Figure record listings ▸
- - - -

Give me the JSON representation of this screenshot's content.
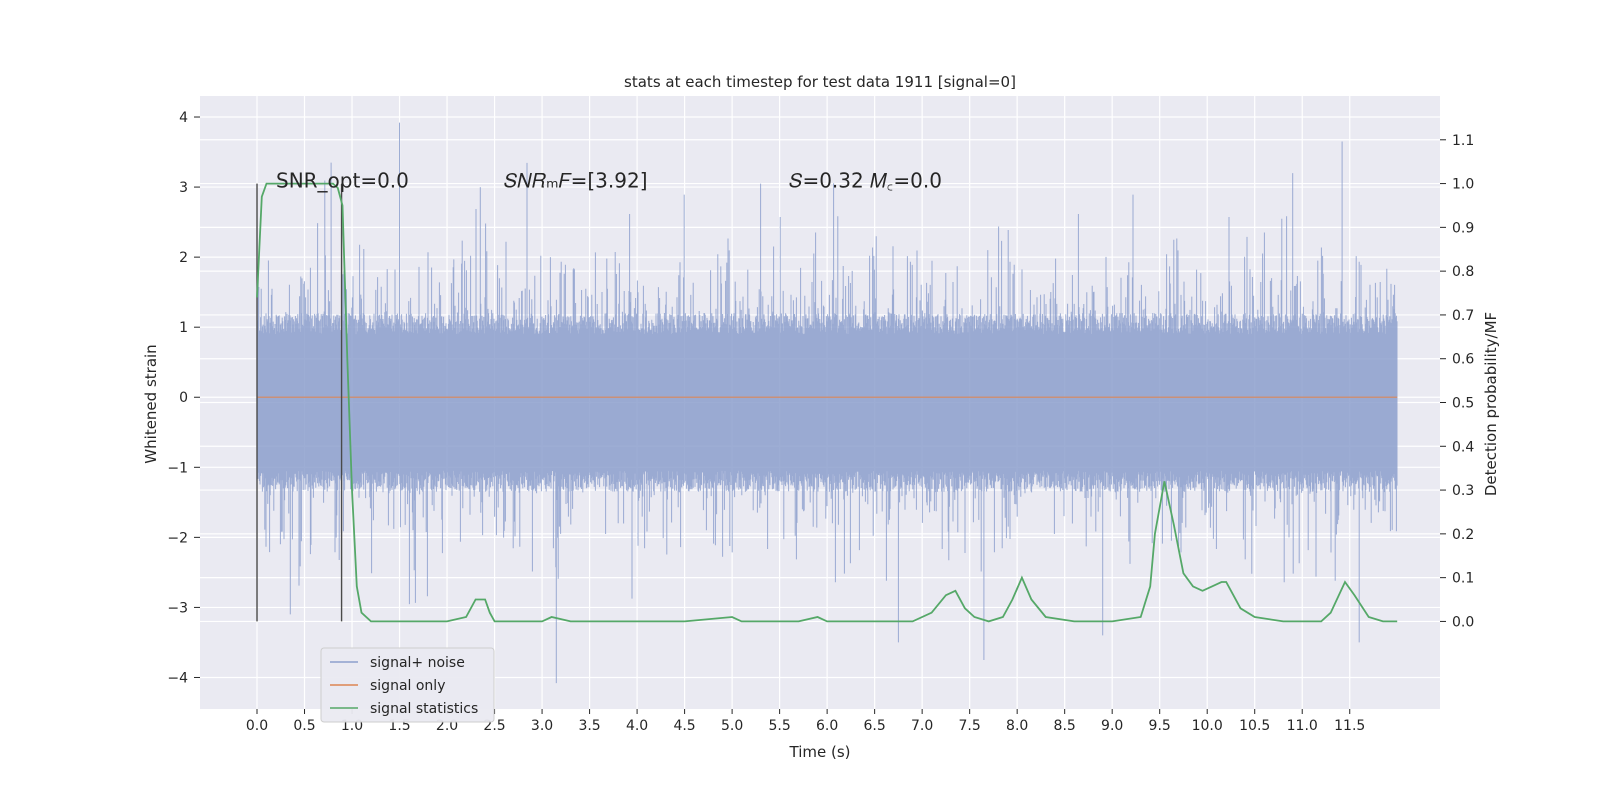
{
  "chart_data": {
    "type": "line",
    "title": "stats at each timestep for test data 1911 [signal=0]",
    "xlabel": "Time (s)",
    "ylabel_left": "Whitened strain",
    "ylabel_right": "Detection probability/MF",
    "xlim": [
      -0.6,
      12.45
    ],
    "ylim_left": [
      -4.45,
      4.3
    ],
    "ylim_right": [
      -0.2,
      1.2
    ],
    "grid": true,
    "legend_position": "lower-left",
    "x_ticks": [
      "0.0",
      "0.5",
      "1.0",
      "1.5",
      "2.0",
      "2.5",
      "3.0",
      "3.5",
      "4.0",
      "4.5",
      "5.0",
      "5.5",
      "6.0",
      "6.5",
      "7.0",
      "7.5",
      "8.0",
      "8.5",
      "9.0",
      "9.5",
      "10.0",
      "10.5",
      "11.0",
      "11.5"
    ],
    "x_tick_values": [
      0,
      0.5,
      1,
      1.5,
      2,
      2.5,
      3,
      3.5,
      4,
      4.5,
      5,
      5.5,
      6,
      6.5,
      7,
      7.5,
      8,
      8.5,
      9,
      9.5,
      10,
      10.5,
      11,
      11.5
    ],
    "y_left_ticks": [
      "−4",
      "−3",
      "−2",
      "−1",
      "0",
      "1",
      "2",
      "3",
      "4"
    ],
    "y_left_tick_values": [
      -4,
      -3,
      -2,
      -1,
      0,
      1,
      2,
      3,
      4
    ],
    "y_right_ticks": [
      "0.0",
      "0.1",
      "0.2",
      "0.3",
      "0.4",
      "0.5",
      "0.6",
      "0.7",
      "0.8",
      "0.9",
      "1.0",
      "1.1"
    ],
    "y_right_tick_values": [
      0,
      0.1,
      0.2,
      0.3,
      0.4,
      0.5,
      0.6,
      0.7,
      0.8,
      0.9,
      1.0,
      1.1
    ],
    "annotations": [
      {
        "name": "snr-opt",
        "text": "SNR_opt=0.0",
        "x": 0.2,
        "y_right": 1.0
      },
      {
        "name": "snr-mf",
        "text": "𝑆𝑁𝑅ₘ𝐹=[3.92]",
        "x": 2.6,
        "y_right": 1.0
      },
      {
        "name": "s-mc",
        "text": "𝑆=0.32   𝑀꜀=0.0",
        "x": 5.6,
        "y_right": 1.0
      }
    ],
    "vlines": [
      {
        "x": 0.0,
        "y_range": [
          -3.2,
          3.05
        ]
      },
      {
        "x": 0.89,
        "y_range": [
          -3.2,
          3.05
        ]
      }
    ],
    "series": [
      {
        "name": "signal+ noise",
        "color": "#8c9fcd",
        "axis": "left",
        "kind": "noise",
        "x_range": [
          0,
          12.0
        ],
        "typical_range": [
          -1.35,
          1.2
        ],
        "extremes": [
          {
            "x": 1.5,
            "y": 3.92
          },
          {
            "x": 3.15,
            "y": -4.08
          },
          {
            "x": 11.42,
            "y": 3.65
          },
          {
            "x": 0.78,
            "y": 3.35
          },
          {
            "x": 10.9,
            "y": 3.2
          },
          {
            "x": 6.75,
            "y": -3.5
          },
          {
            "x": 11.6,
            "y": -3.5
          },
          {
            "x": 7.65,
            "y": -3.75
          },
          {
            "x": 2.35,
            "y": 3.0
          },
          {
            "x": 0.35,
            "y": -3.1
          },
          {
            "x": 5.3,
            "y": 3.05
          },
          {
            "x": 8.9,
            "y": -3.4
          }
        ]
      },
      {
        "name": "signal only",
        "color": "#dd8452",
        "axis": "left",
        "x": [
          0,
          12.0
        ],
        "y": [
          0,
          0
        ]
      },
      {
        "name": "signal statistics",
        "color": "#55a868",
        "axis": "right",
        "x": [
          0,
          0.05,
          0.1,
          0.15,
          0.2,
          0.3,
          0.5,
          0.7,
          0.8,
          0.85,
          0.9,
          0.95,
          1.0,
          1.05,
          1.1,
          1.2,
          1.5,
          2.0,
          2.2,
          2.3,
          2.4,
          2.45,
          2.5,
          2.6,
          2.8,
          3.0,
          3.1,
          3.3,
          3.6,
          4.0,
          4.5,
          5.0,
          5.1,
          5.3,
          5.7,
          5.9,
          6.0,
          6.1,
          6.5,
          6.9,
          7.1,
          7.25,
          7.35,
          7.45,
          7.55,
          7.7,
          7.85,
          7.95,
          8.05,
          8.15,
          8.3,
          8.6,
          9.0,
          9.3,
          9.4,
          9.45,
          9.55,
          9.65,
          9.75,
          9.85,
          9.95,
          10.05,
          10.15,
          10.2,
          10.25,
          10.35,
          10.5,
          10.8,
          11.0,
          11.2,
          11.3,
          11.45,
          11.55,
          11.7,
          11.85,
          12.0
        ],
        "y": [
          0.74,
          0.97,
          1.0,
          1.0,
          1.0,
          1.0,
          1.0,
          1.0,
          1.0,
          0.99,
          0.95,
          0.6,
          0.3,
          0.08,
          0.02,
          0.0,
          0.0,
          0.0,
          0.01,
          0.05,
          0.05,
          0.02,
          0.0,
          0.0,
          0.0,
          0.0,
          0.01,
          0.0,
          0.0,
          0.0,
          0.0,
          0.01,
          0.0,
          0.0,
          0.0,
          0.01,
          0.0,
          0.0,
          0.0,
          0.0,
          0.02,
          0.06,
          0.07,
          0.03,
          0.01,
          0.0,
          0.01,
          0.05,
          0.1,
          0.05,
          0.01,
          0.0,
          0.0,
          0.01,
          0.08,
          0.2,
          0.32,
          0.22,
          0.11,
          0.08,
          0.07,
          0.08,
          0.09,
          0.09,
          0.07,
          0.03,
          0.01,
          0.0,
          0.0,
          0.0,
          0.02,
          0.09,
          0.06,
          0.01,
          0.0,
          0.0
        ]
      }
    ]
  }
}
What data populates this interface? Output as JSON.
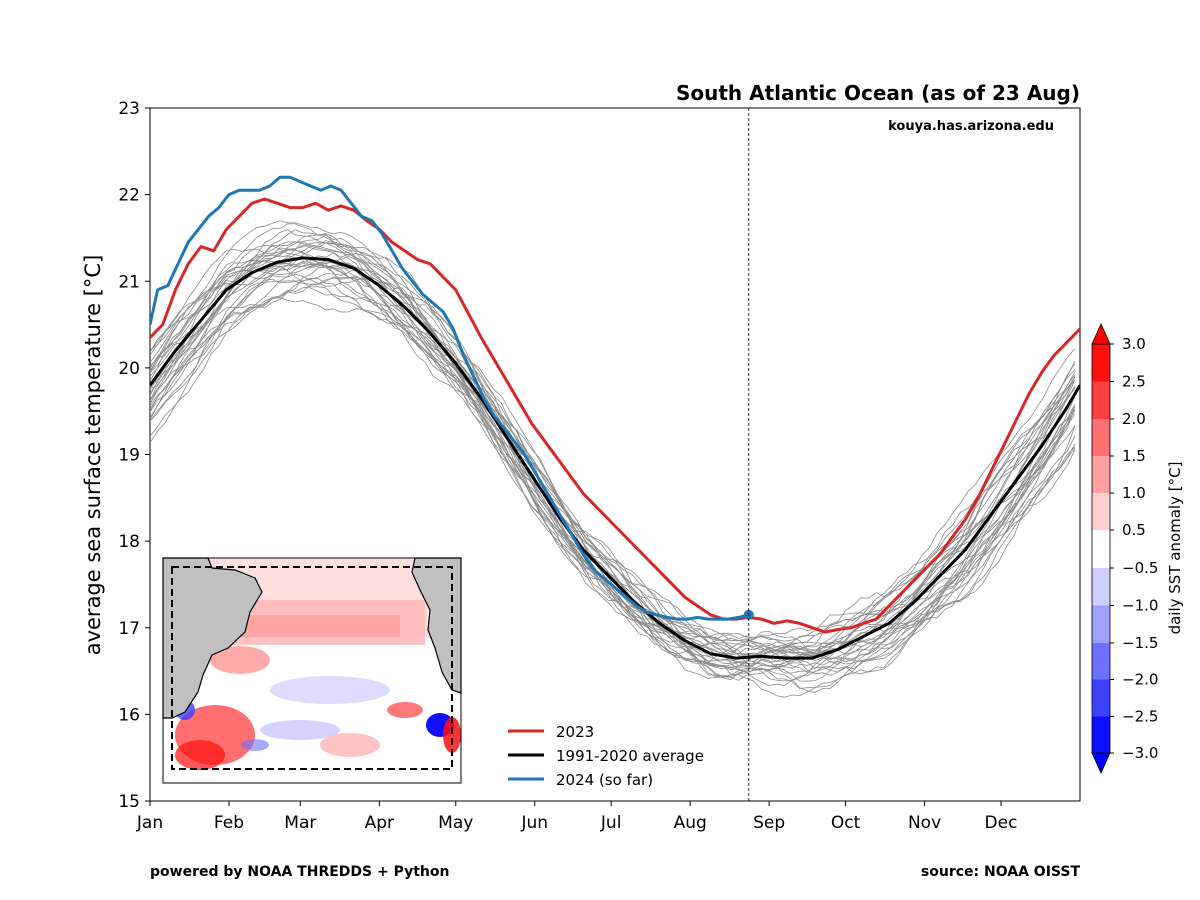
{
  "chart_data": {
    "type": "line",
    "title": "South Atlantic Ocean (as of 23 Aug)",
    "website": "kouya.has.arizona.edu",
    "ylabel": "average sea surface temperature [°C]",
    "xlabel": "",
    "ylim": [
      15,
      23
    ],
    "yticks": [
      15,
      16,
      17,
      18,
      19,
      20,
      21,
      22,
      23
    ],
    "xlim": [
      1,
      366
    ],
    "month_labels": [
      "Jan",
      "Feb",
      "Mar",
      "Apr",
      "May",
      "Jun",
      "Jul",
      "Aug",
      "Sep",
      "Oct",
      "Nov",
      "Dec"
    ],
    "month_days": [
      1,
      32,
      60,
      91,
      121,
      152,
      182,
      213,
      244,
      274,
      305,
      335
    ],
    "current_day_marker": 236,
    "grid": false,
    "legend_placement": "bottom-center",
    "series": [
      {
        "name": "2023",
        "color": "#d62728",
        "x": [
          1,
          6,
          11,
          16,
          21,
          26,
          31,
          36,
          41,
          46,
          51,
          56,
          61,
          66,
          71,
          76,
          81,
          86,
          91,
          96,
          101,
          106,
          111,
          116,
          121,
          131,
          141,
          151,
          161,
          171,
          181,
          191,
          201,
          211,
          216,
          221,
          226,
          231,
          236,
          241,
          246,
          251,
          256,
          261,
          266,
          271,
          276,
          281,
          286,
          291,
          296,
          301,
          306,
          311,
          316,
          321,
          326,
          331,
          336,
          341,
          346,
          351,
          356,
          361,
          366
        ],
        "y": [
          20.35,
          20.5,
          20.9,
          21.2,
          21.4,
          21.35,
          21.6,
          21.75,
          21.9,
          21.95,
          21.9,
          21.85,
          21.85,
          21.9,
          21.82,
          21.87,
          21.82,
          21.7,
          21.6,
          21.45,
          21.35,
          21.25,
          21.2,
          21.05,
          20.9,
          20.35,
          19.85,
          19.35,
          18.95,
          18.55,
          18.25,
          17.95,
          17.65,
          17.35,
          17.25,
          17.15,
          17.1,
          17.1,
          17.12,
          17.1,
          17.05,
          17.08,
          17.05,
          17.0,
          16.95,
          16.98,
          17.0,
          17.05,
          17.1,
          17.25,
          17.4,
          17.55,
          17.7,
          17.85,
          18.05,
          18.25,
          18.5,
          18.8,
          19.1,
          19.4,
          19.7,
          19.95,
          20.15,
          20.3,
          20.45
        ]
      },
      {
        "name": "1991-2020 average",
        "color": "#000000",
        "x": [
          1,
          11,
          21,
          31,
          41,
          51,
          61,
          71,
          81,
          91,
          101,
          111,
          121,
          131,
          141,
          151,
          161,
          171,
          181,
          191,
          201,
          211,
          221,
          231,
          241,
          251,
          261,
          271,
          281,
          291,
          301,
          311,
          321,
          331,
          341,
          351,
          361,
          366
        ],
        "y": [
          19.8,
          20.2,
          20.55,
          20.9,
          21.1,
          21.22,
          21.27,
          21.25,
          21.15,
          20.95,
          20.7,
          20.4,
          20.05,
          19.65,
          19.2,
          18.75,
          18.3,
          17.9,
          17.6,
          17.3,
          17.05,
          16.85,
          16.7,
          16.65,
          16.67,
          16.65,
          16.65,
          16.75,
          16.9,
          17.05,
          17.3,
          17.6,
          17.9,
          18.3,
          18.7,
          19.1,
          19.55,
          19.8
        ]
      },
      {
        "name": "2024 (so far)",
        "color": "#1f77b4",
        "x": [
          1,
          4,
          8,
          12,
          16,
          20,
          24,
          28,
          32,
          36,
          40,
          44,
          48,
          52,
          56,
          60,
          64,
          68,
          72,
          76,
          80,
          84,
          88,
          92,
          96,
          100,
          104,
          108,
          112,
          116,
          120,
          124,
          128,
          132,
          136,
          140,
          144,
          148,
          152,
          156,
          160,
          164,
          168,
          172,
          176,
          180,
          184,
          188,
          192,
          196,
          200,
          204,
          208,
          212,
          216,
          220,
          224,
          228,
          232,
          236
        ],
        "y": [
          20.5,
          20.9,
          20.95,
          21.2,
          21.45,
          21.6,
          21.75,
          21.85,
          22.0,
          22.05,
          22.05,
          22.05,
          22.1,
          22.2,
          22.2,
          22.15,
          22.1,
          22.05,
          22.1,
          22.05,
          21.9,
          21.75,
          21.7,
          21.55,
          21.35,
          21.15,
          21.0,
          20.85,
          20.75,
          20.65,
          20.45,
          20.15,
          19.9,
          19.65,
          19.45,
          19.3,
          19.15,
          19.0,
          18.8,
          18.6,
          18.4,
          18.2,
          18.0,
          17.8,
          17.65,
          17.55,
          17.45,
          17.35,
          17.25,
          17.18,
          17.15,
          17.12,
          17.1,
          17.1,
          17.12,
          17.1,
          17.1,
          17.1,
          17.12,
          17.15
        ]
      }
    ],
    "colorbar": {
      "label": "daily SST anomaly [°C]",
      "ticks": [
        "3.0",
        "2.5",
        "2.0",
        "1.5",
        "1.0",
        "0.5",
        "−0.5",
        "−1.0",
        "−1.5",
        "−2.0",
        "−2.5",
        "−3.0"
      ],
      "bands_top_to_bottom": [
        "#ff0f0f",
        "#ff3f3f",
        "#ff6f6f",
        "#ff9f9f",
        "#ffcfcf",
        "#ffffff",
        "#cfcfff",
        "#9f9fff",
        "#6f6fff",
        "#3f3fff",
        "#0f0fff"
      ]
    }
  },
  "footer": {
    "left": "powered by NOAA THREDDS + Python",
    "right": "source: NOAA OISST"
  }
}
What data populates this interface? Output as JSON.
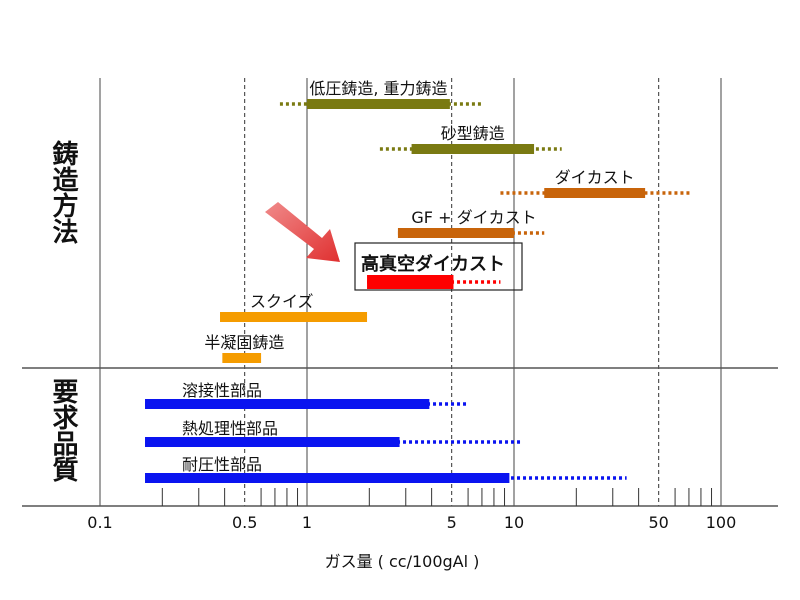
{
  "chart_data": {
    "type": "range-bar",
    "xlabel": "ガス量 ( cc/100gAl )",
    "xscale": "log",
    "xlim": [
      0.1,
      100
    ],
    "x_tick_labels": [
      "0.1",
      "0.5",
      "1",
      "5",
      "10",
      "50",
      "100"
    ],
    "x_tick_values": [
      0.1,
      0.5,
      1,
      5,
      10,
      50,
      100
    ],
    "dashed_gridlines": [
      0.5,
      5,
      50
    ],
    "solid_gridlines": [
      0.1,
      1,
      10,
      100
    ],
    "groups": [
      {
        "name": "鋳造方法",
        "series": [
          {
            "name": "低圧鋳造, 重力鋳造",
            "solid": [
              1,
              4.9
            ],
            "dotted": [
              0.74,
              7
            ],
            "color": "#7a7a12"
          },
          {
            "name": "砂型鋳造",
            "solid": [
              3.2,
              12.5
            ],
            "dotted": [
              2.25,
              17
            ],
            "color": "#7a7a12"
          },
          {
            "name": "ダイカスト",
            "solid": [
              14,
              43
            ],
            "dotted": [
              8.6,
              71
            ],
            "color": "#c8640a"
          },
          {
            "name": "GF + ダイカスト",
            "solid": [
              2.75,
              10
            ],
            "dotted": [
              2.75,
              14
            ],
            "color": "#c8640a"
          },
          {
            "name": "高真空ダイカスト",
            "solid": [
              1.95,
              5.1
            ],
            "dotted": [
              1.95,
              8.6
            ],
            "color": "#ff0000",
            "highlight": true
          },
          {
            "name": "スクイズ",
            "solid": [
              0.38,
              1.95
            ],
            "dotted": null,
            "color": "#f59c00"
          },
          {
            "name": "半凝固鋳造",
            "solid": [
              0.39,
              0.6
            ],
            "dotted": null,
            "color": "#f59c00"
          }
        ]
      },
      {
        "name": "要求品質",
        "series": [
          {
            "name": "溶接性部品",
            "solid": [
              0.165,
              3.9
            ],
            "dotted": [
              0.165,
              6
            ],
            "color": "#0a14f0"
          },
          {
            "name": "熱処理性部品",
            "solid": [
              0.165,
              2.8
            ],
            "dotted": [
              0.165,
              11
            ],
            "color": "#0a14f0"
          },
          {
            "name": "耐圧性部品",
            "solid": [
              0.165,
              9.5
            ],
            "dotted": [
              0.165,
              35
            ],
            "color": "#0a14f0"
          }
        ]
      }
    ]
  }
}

- - - -

Request ▸
Extract each line holding the word "xlabel" from the records.

Correct result ▸
    "xlabel": "Time (s)",
    "xlabel": "",
    "xlabel": "ガス量 ( cc/100gAl )",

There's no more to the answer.